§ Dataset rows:
++++++
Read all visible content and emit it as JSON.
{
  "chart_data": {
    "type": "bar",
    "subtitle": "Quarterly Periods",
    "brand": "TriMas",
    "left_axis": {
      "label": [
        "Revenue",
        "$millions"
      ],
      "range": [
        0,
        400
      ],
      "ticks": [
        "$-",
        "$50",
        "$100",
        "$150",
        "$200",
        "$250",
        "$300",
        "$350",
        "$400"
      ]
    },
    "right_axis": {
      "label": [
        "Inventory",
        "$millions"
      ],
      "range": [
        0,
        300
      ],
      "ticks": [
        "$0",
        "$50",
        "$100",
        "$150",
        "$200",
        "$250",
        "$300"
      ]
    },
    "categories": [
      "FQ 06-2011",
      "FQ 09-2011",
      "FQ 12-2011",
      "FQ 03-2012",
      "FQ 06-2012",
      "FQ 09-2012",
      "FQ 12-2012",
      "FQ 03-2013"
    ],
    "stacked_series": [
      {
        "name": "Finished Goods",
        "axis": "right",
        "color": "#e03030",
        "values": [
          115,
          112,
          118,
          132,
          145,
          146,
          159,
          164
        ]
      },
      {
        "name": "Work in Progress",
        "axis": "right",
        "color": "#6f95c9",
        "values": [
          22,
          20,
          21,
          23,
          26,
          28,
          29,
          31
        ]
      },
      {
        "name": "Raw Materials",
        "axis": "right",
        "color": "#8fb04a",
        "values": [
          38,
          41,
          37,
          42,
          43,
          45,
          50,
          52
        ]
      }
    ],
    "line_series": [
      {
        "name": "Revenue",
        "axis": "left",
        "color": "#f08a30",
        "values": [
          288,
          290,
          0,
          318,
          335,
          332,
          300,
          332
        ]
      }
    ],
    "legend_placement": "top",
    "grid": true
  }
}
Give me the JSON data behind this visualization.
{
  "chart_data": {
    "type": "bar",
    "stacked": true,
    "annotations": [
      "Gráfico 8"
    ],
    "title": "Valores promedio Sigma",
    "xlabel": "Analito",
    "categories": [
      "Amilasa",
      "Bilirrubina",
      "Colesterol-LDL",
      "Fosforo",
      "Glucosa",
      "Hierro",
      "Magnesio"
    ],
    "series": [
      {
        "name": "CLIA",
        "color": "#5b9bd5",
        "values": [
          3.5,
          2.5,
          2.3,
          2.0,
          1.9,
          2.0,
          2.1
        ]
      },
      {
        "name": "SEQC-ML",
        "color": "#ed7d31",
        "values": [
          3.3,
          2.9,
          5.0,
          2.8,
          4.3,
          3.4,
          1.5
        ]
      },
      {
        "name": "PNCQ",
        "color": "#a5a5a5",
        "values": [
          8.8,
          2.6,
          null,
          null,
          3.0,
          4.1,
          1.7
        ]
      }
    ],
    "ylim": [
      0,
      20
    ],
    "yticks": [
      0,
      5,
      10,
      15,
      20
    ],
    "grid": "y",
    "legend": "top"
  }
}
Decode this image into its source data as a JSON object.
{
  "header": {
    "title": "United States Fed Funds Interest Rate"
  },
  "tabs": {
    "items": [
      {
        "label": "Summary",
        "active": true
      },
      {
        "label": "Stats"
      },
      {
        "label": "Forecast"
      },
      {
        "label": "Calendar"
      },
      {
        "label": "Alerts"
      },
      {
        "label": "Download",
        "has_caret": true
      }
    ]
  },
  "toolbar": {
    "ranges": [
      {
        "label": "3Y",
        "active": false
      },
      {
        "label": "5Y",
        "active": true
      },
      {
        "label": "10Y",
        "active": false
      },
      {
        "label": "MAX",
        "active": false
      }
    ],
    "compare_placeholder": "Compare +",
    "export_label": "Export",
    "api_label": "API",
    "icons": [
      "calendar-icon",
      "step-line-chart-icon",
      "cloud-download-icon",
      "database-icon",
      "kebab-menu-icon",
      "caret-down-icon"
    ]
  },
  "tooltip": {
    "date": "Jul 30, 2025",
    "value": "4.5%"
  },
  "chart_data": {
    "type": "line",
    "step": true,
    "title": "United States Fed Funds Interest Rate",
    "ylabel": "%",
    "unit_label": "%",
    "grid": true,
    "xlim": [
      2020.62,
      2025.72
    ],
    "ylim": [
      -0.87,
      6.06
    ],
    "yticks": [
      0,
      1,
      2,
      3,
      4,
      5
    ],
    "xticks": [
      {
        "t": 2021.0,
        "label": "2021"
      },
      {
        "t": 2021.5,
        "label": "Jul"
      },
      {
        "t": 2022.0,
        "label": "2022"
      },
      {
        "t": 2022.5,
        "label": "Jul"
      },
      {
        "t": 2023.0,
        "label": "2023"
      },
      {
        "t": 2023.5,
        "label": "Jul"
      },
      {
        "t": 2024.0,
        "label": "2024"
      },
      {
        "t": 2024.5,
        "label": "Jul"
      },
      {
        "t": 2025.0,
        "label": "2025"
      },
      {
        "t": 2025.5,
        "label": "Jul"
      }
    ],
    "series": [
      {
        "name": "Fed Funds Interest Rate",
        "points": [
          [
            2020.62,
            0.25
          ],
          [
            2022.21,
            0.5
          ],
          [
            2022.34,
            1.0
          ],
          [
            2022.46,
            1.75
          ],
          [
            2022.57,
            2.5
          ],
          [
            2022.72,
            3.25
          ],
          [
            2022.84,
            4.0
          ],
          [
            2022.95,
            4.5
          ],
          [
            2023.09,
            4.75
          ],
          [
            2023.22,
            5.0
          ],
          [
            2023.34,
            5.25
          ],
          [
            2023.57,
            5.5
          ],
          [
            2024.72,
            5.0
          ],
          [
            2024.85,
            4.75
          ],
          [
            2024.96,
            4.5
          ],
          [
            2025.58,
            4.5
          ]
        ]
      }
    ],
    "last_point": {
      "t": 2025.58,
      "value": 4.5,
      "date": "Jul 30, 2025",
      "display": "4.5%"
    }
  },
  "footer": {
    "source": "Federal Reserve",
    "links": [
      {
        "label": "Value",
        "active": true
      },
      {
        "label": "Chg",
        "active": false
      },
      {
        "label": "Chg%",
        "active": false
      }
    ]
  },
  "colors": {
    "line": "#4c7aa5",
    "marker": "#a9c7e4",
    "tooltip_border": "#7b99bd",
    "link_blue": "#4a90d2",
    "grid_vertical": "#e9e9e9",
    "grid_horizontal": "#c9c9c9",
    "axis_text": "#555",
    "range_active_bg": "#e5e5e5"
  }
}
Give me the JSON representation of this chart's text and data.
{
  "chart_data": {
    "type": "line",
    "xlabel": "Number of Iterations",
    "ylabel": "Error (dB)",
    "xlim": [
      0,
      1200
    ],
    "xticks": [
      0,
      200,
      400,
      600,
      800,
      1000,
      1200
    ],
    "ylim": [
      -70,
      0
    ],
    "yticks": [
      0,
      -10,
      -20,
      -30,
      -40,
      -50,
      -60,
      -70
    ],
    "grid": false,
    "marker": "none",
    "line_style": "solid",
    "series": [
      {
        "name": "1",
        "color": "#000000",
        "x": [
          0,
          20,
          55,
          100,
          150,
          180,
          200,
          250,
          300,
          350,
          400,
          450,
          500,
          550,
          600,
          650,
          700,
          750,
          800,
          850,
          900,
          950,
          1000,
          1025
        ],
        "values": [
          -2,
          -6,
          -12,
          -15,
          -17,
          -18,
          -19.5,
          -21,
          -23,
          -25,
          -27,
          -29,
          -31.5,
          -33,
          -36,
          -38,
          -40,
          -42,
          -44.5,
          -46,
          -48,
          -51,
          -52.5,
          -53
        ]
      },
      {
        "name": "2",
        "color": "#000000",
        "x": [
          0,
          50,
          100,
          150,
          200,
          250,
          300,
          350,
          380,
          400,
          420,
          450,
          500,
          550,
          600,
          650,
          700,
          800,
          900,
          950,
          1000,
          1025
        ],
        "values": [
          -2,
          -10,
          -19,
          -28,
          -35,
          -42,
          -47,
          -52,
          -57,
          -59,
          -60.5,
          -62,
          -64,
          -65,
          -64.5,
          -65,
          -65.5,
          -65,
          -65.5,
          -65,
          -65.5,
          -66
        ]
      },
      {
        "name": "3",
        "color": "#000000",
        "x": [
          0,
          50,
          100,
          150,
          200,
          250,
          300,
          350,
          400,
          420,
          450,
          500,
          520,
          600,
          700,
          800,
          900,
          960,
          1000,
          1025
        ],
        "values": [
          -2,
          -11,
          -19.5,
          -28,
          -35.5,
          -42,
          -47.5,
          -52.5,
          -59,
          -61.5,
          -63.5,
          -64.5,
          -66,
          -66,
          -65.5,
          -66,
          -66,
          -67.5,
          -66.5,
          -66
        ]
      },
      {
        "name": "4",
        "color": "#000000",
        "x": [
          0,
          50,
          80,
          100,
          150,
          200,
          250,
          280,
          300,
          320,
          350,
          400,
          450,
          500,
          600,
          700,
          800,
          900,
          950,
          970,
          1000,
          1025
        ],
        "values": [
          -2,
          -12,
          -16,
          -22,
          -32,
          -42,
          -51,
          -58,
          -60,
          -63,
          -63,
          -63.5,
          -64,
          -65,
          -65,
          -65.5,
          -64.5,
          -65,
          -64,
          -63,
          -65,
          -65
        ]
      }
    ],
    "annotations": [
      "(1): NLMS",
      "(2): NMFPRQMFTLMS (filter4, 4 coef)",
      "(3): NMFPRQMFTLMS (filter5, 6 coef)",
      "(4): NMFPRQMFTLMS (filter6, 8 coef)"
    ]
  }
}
++++++
§ Request: Say how many lines in the records hold the string "xlabel", and say nothing else.

§ Correct result: 2